EXERCISE DIRECTIONS
Copy out each line in the material below that has the word "IEEE".
+++ DATA FOR THIS EXERCISE +++
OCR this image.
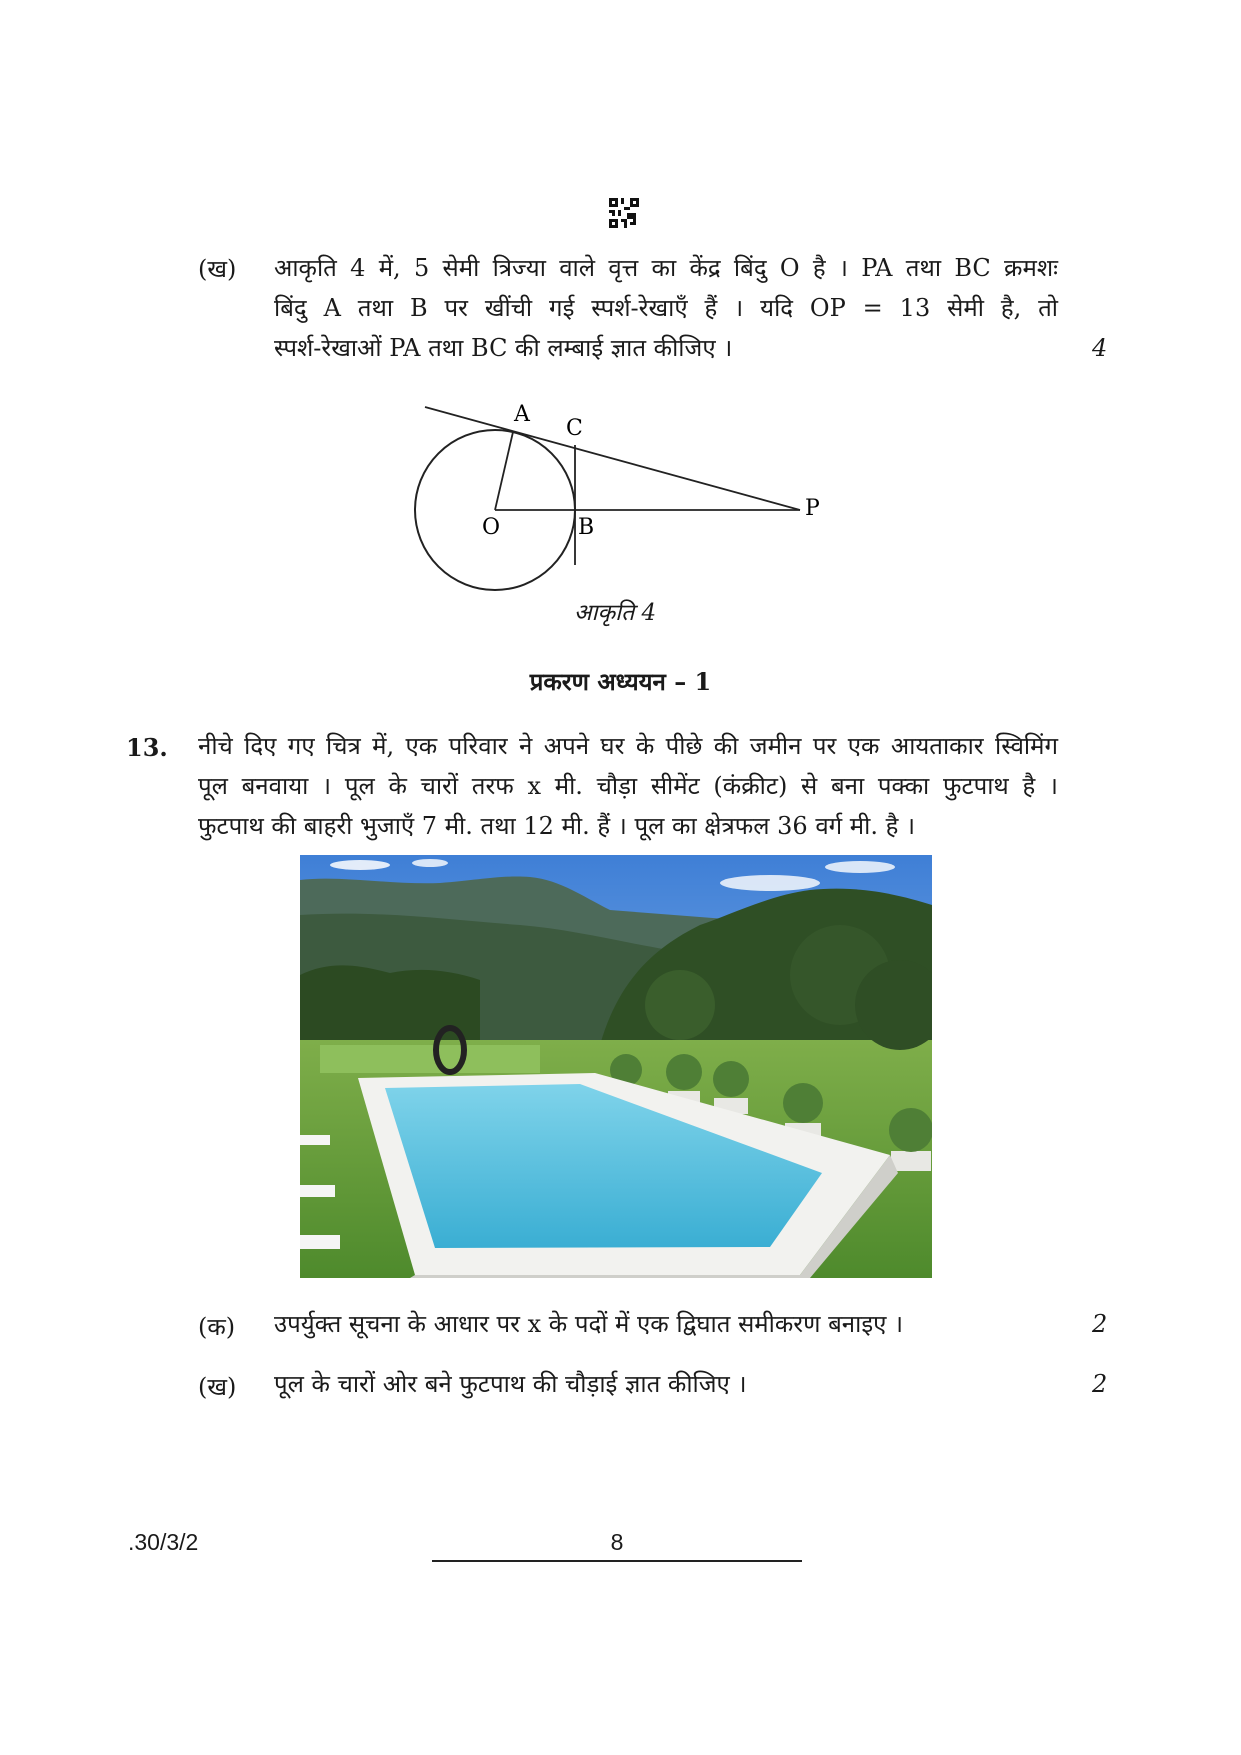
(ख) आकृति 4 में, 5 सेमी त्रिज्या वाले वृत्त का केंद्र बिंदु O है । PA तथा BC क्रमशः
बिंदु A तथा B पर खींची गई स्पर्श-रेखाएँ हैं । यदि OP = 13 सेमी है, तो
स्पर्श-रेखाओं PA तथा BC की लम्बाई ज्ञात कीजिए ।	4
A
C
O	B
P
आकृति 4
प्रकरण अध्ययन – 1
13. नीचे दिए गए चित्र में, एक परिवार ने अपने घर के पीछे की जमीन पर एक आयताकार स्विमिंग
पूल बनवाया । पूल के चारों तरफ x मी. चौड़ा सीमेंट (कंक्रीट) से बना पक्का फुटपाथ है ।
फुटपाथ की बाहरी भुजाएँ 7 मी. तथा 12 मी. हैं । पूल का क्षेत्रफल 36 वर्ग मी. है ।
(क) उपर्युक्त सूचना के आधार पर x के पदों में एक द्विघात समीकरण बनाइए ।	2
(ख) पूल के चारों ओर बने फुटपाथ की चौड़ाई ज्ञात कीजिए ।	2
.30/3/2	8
+++
+++ DATA FOR THIS EXERCISE +++
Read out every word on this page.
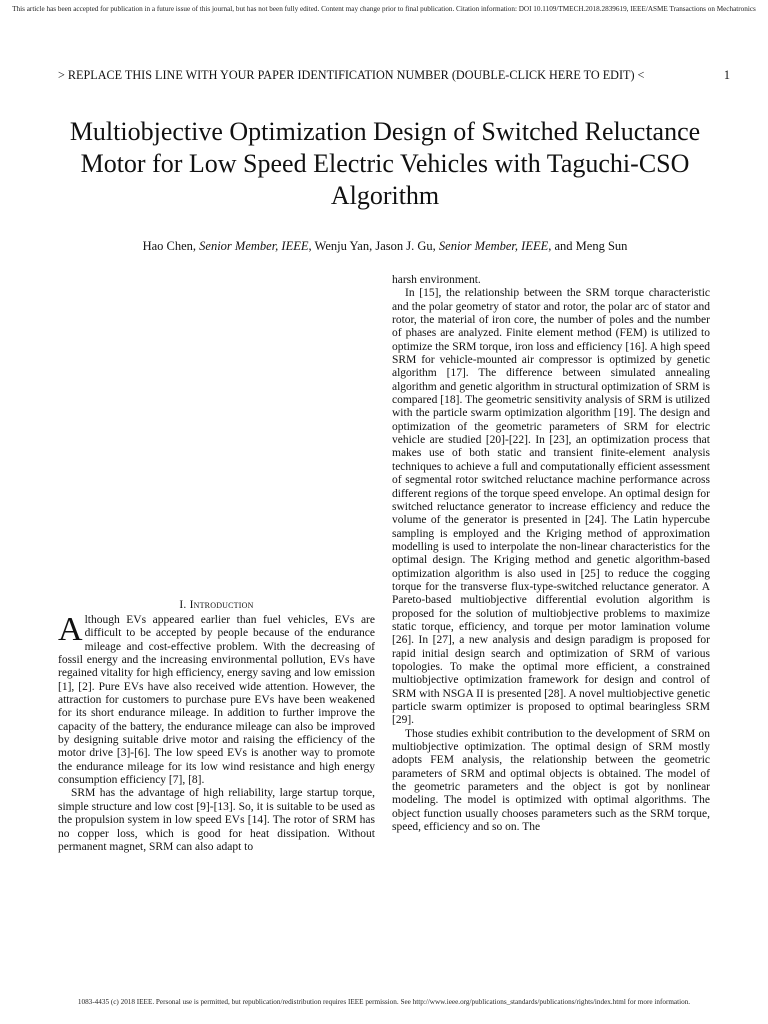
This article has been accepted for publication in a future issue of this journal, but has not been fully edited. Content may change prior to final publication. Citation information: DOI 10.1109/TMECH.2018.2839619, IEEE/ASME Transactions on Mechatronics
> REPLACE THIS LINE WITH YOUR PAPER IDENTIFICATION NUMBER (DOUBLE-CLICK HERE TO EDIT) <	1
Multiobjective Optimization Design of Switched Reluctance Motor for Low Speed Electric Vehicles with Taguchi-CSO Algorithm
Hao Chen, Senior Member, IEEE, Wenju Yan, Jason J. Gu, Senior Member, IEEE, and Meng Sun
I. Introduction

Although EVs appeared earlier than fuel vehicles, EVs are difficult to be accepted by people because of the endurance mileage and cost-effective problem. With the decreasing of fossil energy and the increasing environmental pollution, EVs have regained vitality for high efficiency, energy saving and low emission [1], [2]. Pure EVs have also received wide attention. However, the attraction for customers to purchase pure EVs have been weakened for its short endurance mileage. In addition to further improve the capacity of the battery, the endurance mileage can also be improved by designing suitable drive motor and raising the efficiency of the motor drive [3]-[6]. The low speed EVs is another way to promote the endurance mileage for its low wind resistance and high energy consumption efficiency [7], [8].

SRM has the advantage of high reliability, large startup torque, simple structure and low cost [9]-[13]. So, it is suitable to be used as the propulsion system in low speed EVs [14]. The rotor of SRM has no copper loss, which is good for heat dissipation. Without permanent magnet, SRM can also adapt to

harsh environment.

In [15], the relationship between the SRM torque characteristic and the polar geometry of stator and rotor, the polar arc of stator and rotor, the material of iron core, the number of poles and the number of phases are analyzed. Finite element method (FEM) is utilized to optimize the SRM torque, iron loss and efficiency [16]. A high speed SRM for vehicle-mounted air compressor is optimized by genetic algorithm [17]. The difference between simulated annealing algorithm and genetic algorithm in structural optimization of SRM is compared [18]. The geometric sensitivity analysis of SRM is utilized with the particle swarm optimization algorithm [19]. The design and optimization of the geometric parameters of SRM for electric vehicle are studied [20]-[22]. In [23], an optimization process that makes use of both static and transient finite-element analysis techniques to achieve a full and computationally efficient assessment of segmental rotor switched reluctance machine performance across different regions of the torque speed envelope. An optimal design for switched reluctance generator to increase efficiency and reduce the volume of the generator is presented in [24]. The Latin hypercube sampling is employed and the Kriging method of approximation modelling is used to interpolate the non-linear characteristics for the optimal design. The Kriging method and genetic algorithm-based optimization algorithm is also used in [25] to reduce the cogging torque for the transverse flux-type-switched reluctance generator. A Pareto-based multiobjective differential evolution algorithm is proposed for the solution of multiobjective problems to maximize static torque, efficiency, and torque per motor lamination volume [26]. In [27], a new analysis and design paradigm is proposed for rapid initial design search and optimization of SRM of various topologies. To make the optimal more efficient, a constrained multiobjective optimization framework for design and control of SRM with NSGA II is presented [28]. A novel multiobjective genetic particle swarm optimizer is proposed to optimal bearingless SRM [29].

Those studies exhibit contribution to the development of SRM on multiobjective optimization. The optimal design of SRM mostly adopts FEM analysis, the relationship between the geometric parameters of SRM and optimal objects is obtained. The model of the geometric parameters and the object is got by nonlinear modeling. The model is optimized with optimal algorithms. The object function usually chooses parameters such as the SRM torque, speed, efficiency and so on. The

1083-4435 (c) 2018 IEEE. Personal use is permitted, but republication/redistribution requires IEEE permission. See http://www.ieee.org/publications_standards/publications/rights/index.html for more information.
+++
RESPONSE TO THIS EXERCISE
This article has been accepted for publication in a future issue of this journal, but has not been fully edited. Content may change prior to final publication. Citation information: DOI 10.1109/TMECH.2018.2839619, IEEE/ASME Transactions on Mechatronics
Hao Chen, Senior Member, IEEE, Wenju Yan, Jason J. Gu, Senior Member, IEEE, and Meng Sun
1083-4435 (c) 2018 IEEE. Personal use is permitted, but republication/redistribution requires IEEE permission. See http://www.ieee.org/publications_standards/publications/rights/index.html for more information.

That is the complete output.